### Your instructions
Extract every line that contains the string "xlabel".
** Begin Records for this task **
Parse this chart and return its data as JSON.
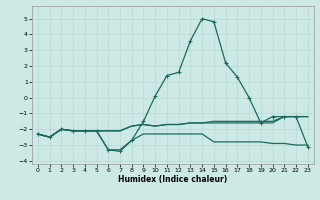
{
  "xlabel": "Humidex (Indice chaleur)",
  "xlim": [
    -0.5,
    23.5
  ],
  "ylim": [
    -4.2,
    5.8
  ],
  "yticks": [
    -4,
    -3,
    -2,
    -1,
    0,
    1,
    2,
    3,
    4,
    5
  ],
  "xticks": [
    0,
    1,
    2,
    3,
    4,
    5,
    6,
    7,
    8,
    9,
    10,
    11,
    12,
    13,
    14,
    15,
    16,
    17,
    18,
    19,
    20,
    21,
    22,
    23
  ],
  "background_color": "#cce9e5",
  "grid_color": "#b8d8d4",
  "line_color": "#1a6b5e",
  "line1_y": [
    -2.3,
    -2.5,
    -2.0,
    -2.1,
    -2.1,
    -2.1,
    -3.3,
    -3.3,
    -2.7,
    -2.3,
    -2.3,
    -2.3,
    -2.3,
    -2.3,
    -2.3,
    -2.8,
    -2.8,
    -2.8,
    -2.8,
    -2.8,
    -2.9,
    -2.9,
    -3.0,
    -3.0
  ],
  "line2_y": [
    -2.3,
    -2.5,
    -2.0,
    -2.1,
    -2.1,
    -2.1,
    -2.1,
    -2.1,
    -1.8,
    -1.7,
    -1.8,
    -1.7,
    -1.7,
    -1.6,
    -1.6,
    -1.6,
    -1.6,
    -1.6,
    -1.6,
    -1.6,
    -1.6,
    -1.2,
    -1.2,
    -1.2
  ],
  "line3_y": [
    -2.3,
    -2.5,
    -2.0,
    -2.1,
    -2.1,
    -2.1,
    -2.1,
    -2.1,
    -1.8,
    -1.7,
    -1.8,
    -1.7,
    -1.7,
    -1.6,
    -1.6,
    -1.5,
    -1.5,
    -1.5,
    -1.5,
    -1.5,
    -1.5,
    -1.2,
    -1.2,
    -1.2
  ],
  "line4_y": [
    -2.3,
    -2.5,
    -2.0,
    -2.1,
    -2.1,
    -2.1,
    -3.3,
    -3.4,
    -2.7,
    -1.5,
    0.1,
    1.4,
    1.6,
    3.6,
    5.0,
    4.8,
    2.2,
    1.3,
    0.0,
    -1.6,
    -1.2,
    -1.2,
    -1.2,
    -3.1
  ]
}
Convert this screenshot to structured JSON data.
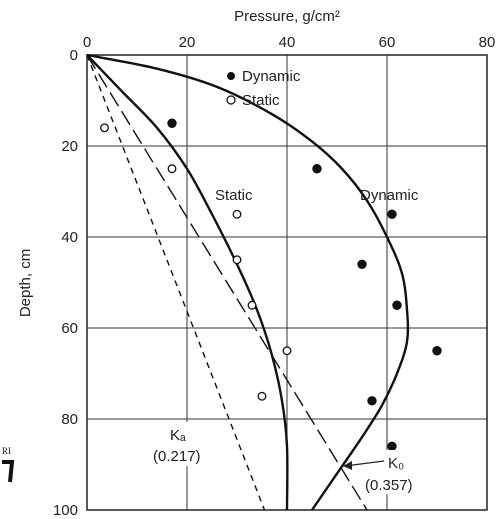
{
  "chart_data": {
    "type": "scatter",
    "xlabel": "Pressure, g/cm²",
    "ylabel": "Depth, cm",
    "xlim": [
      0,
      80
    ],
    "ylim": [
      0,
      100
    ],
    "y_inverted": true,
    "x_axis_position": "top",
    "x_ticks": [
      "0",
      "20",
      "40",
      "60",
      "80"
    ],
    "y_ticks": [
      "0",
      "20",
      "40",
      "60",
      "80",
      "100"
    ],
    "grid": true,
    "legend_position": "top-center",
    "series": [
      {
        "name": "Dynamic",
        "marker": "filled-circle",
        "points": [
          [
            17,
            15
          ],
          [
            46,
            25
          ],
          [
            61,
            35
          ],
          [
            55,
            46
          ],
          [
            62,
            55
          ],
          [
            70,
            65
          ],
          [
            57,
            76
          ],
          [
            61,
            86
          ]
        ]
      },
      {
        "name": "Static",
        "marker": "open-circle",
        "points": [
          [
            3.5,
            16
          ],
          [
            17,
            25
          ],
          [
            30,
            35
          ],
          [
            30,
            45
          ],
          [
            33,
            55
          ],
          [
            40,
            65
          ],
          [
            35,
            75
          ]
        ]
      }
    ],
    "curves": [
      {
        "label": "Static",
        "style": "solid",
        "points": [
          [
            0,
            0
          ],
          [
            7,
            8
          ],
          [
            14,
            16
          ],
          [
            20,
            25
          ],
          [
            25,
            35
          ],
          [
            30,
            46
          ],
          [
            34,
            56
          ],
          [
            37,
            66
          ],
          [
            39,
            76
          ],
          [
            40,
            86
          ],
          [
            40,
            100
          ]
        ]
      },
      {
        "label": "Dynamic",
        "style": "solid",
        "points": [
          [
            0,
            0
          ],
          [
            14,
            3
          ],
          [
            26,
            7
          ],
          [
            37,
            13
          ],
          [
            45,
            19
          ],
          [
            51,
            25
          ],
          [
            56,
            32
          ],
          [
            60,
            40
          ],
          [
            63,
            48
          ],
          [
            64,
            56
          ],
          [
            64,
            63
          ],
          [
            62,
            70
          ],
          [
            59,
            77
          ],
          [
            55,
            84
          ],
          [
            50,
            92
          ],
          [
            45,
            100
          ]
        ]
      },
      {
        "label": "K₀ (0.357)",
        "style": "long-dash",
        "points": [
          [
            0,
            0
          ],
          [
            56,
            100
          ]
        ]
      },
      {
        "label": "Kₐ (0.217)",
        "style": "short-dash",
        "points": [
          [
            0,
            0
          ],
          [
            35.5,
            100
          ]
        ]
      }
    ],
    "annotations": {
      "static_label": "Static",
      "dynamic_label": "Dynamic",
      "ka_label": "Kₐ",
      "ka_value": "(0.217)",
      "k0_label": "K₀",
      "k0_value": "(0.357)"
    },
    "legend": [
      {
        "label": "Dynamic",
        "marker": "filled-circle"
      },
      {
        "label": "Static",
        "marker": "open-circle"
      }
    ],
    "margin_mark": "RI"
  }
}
** End Records for this task **
** Begin Records for this task **
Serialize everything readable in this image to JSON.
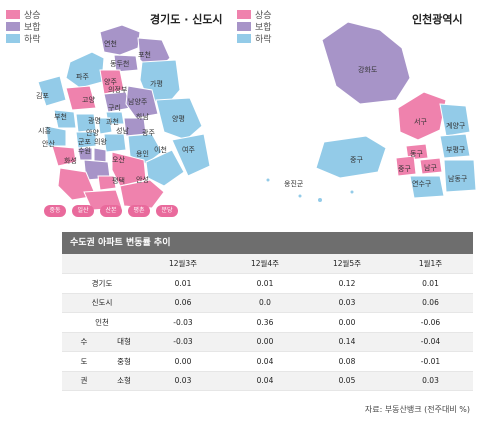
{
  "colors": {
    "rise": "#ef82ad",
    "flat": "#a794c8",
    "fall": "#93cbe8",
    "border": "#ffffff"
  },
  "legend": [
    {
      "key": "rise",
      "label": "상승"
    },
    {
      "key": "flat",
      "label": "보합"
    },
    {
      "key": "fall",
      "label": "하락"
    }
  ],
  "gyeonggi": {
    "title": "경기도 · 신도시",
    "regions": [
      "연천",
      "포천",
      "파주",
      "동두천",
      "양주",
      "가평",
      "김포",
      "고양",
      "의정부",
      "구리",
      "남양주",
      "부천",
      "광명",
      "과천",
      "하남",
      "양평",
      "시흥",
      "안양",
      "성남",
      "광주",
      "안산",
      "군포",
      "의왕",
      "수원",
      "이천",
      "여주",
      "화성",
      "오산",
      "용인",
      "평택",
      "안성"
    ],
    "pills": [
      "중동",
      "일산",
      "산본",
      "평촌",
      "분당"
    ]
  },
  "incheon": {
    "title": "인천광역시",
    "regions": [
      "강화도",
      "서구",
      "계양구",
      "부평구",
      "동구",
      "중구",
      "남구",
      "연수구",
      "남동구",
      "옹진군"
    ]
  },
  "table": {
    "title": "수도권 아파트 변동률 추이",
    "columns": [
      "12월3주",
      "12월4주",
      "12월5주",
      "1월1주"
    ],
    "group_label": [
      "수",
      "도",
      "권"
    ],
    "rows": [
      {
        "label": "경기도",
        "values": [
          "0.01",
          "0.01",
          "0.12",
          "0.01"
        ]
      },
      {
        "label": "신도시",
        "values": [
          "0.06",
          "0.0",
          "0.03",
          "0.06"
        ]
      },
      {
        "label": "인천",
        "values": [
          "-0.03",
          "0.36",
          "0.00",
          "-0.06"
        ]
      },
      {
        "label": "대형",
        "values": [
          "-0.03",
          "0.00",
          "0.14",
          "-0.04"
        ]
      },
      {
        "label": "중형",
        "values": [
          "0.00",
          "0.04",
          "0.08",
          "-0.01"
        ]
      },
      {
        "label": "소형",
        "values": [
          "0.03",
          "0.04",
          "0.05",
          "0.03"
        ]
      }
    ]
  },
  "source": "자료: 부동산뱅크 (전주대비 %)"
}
** End Records for this task **
### Result of the exercise
  "xlabel": "Humidex (Indice chaleur)",
    "xlabel": "Pressure, g/cm²",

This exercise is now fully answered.